## Set task 1
Transcribe the passage from the post on autonomous vehicles, from "Friday, January 26, 2018" to "about their environment.".
## Set task 2
Answer these questions from the post on autonomous vehicles:
(a) Which auto parts supplier sells the sensors that autonomous vehicles need to know about their environment?
(b) What kind of self-driving vehicle is Volvo advertising?
(c) In what year were all human-operator toll booths around NYC removed?
## Set task 3
List every company named in the post on autonomous vehicles.

Friday, January 26, 2018

Speculations of an Autonomous Vehicle World

Autonomous vehicles are just around the corner. Tesla has semi-autonomous vehicles for sale today. Waymo, Google, and Uber are all working on fully autonomous vehicles. Delphi, a supplier of auto parts, is selling the sensors necessary for autonomous vehicles to know about their environment.

What will happen to society, jobs, work, travel, and the environment as the autonomous vehicle becomes the norm? This is a speculation on a new world with autonomous vehicles.

In the beginning of the autonomous vehicle world only those early adopters will experience a new life style. Sitting in an autonomous vehicle will be like being in an airplane on the ground. The passenger doesn't care where the vehicle is going, just the vehicle gets to the destination safely and on time.

The world will not have 100% autonomous vehicles soon. It will start slow and build. As it builds, changes will occur in transportation, jobs, and leisure.

The first adoption of autonomous vehicles will be where the most savings of money and labor can be realized.  There will also be adoption by those that can afford new technology, but that will be as a status symbol, a toy. The initial commercial impact will be in long haul trucks, street sweepers, garbage trucks, snowplows, delivery vehicles, pizza delivery, and package delivery.

Already long haul trucks have been driven coast to coast autonomously. [ref] Volvo is advertising a self driving garbage truck. Self driving street sweeper is a direct spin off. Snowplows may be more difficult given the size of the blade and parked cars, but on limited access highways a distinct possibility. Pizza delivery can be by drone, but can also be done by small, go cart like vehicles. Punch in a code to unlock door when vehicle arrives. UPS is looking at deploying autonomous carts from a vehicle to deliver more than one package at a time in a limited area. The UPS truck could drive itself to the deployment location.

Those that drive trucks, short haul and long haul, delivery trucks, garbage trucks, street sweepers, snow plows, or other municipal vehicles will be the first to feel the job stress from autonomous vehicles. Drivers of taxis and buses will be affected as well.

Cities and towns will definitely do a cost analysis of employing autonomous vehicles to reduce costs. When current vehicles have reached their useful life, autonomous vehicles will available for purchase. Unions will push back. It may take decades to change the union contracts or wait for existing employees to retire. Removing the toll booth operators around NYC was technically feasible when the first FastPass was installed. It wasn't until 2017 that all human operator toll booths were removed.

When an autonomous delivery vehicle arrives with goods for a customer, does the customer unload the vehicle? Does the vehicle unload itself? Is there still a person with the delivery vehicle to unload goods?

## Supplied material
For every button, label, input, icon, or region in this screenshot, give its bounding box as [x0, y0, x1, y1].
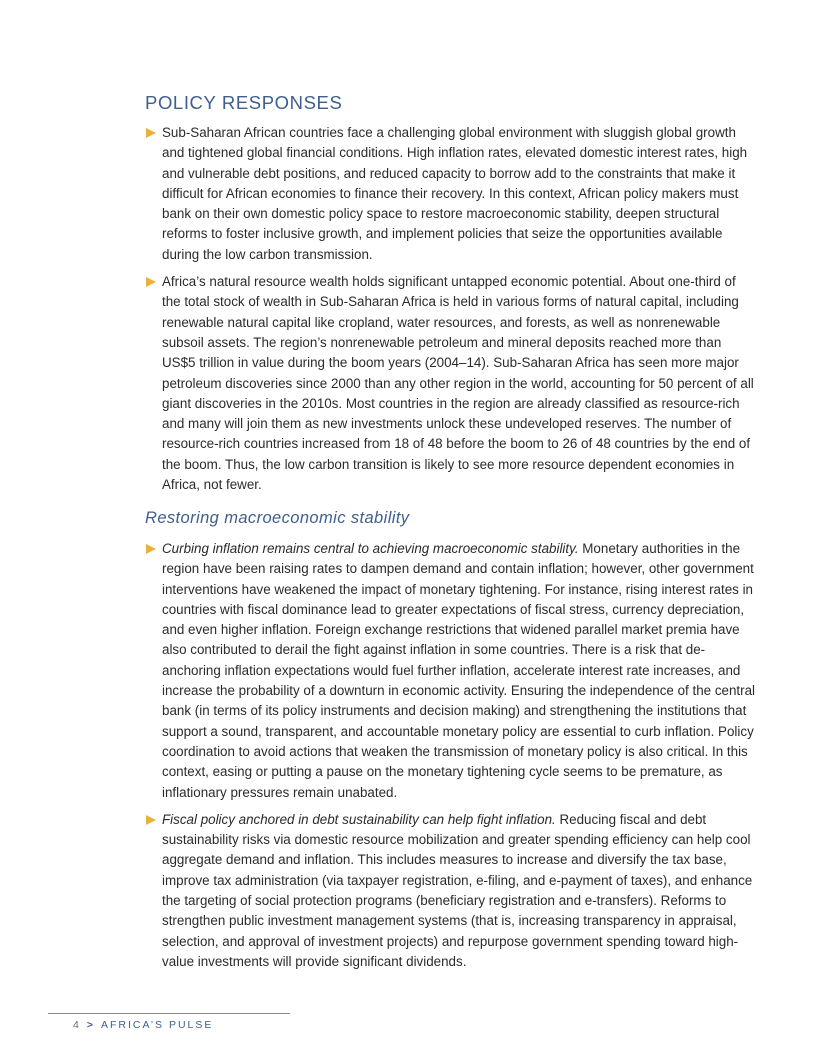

## Full output 1
Friday, January 26, 2018

Speculations of an Autonomous Vehicle World

Autonomous vehicles are just around the corner. Tesla has semi-autonomous vehicles for sale today. Waymo, Google, and Uber are all working on fully autonomous vehicles. Delphi, a supplier of auto parts, is selling the sensors necessary for autonomous vehicles to know about their environment.

## Full output 2
(a) Delphi
(b) A self-driving garbage truck
(c) 2017

## Full output 3
Tesla, Waymo, Google, Uber, Delphi, Volvo, UPS